Prompt: All entries are to be given again verbatim.

Dataset records:

# # #

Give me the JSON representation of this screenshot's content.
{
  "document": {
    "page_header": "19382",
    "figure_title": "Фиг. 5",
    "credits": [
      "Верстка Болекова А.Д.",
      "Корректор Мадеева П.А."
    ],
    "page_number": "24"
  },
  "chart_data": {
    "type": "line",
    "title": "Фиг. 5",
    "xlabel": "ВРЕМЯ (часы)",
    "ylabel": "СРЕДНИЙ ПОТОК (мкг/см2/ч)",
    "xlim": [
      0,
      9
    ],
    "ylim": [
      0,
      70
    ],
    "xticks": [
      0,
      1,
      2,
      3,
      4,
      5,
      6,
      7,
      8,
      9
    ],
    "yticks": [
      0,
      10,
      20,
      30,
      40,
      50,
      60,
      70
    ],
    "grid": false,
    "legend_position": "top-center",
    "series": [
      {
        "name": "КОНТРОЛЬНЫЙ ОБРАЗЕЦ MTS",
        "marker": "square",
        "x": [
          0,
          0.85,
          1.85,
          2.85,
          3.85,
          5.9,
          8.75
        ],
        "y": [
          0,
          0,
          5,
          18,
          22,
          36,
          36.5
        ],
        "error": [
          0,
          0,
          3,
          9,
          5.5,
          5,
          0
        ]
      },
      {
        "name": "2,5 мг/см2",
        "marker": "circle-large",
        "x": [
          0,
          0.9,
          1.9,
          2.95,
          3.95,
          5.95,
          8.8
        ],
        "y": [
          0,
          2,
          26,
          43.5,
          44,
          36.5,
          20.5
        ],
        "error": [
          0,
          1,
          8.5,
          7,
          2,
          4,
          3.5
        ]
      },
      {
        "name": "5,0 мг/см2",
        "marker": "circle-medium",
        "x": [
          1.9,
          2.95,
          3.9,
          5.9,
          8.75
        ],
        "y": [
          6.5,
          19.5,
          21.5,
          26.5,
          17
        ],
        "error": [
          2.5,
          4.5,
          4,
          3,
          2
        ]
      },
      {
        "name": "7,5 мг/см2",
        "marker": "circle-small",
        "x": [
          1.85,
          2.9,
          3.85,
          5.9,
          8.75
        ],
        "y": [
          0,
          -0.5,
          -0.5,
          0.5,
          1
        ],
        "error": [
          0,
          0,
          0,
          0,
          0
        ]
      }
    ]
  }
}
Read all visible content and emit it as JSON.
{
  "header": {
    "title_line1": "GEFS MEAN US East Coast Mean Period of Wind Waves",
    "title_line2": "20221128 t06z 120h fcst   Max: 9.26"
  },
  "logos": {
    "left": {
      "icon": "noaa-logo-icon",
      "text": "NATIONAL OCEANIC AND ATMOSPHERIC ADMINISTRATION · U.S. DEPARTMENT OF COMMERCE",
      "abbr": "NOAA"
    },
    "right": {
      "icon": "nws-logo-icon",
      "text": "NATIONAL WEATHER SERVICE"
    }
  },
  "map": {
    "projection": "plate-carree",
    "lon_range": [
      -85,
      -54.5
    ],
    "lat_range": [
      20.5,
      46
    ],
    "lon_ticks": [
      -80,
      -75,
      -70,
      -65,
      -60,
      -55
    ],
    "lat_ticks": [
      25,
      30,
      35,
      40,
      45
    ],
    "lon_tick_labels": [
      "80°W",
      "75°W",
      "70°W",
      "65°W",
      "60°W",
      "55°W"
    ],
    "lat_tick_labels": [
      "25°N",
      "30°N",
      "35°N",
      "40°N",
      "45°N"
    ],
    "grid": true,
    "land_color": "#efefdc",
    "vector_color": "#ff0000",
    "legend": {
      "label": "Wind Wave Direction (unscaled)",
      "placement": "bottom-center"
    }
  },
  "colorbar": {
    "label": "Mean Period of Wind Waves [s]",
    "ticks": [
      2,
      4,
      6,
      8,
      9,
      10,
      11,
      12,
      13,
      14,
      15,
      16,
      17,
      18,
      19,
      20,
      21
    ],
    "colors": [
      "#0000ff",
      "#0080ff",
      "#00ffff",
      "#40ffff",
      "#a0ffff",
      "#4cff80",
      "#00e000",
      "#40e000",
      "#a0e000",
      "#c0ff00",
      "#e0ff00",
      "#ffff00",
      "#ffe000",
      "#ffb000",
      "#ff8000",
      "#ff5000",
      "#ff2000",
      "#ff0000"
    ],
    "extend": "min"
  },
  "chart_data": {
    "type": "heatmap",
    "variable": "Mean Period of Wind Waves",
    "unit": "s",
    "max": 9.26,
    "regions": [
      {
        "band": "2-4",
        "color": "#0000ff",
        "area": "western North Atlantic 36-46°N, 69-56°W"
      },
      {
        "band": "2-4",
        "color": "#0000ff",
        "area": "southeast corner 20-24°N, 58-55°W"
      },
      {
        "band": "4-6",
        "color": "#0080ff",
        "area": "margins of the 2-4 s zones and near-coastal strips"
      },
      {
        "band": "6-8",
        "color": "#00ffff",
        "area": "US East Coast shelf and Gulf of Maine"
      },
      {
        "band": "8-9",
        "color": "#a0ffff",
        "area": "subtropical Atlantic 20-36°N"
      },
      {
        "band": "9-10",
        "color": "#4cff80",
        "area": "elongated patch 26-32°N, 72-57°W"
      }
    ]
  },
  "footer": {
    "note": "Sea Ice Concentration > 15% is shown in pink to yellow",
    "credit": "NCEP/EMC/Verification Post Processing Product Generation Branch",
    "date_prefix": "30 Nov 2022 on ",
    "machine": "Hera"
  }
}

# # #

Task response:
Give me the JSON representation of this screenshot's content.
{
  "document": {
    "page_header": "19382",
    "figure_title": "Фиг. 5",
    "credits": [
      "Верстка Болекова А.Д.",
      "Корректор Мадеева П.А."
    ],
    "page_number": "24"
  },
  "chart_data": {
    "type": "line",
    "title": "Фиг. 5",
    "xlabel": "ВРЕМЯ (часы)",
    "ylabel": "СРЕДНИЙ ПОТОК (мкг/см2/ч)",
    "xlim": [
      0,
      9
    ],
    "ylim": [
      0,
      70
    ],
    "xticks": [
      0,
      1,
      2,
      3,
      4,
      5,
      6,
      7,
      8,
      9
    ],
    "yticks": [
      0,
      10,
      20,
      30,
      40,
      50,
      60,
      70
    ],
    "grid": false,
    "legend_position": "top-center",
    "series": [
      {
        "name": "КОНТРОЛЬНЫЙ ОБРАЗЕЦ MTS",
        "marker": "square",
        "x": [
          0,
          0.85,
          1.85,
          2.85,
          3.85,
          5.9,
          8.75
        ],
        "y": [
          0,
          0,
          5,
          18,
          22,
          36,
          36.5
        ],
        "error": [
          0,
          0,
          3,
          9,
          5.5,
          5,
          0
        ]
      },
      {
        "name": "2,5 мг/см2",
        "marker": "circle-large",
        "x": [
          0,
          0.9,
          1.9,
          2.95,
          3.95,
          5.95,
          8.8
        ],
        "y": [
          0,
          2,
          26,
          43.5,
          44,
          36.5,
          20.5
        ],
        "error": [
          0,
          1,
          8.5,
          7,
          2,
          4,
          3.5
        ]
      },
      {
        "name": "5,0 мг/см2",
        "marker": "circle-medium",
        "x": [
          1.9,
          2.95,
          3.9,
          5.9,
          8.75
        ],
        "y": [
          6.5,
          19.5,
          21.5,
          26.5,
          17
        ],
        "error": [
          2.5,
          4.5,
          4,
          3,
          2
        ]
      },
      {
        "name": "7,5 мг/см2",
        "marker": "circle-small",
        "x": [
          1.85,
          2.9,
          3.85,
          5.9,
          8.75
        ],
        "y": [
          0,
          -0.5,
          -0.5,
          0.5,
          1
        ],
        "error": [
          0,
          0,
          0,
          0,
          0
        ]
      }
    ]
  }
}
Read all visible content and emit it as JSON.
{
  "header": {
    "title_line1": "GEFS MEAN US East Coast Mean Period of Wind Waves",
    "title_line2": "20221128 t06z 120h fcst   Max: 9.26"
  },
  "logos": {
    "left": {
      "icon": "noaa-logo-icon",
      "text": "NATIONAL OCEANIC AND ATMOSPHERIC ADMINISTRATION · U.S. DEPARTMENT OF COMMERCE",
      "abbr": "NOAA"
    },
    "right": {
      "icon": "nws-logo-icon",
      "text": "NATIONAL WEATHER SERVICE"
    }
  },
  "map": {
    "projection": "plate-carree",
    "lon_range": [
      -85,
      -54.5
    ],
    "lat_range": [
      20.5,
      46
    ],
    "lon_ticks": [
      -80,
      -75,
      -70,
      -65,
      -60,
      -55
    ],
    "lat_ticks": [
      25,
      30,
      35,
      40,
      45
    ],
    "lon_tick_labels": [
      "80°W",
      "75°W",
      "70°W",
      "65°W",
      "60°W",
      "55°W"
    ],
    "lat_tick_labels": [
      "25°N",
      "30°N",
      "35°N",
      "40°N",
      "45°N"
    ],
    "grid": true,
    "land_color": "#efefdc",
    "vector_color": "#ff0000",
    "legend": {
      "label": "Wind Wave Direction (unscaled)",
      "placement": "bottom-center"
    }
  },
  "colorbar": {
    "label": "Mean Period of Wind Waves [s]",
    "ticks": [
      2,
      4,
      6,
      8,
      9,
      10,
      11,
      12,
      13,
      14,
      15,
      16,
      17,
      18,
      19,
      20,
      21
    ],
    "colors": [
      "#0000ff",
      "#0080ff",
      "#00ffff",
      "#40ffff",
      "#a0ffff",
      "#4cff80",
      "#00e000",
      "#40e000",
      "#a0e000",
      "#c0ff00",
      "#e0ff00",
      "#ffff00",
      "#ffe000",
      "#ffb000",
      "#ff8000",
      "#ff5000",
      "#ff2000",
      "#ff0000"
    ],
    "extend": "min"
  },
  "chart_data": {
    "type": "heatmap",
    "variable": "Mean Period of Wind Waves",
    "unit": "s",
    "max": 9.26,
    "regions": [
      {
        "band": "2-4",
        "color": "#0000ff",
        "area": "western North Atlantic 36-46°N, 69-56°W"
      },
      {
        "band": "2-4",
        "color": "#0000ff",
        "area": "southeast corner 20-24°N, 58-55°W"
      },
      {
        "band": "4-6",
        "color": "#0080ff",
        "area": "margins of the 2-4 s zones and near-coastal strips"
      },
      {
        "band": "6-8",
        "color": "#00ffff",
        "area": "US East Coast shelf and Gulf of Maine"
      },
      {
        "band": "8-9",
        "color": "#a0ffff",
        "area": "subtropical Atlantic 20-36°N"
      },
      {
        "band": "9-10",
        "color": "#4cff80",
        "area": "elongated patch 26-32°N, 72-57°W"
      }
    ]
  },
  "footer": {
    "note": "Sea Ice Concentration > 15% is shown in pink to yellow",
    "credit": "NCEP/EMC/Verification Post Processing Product Generation Branch",
    "date_prefix": "30 Nov 2022 on ",
    "machine": "Hera"
  }
}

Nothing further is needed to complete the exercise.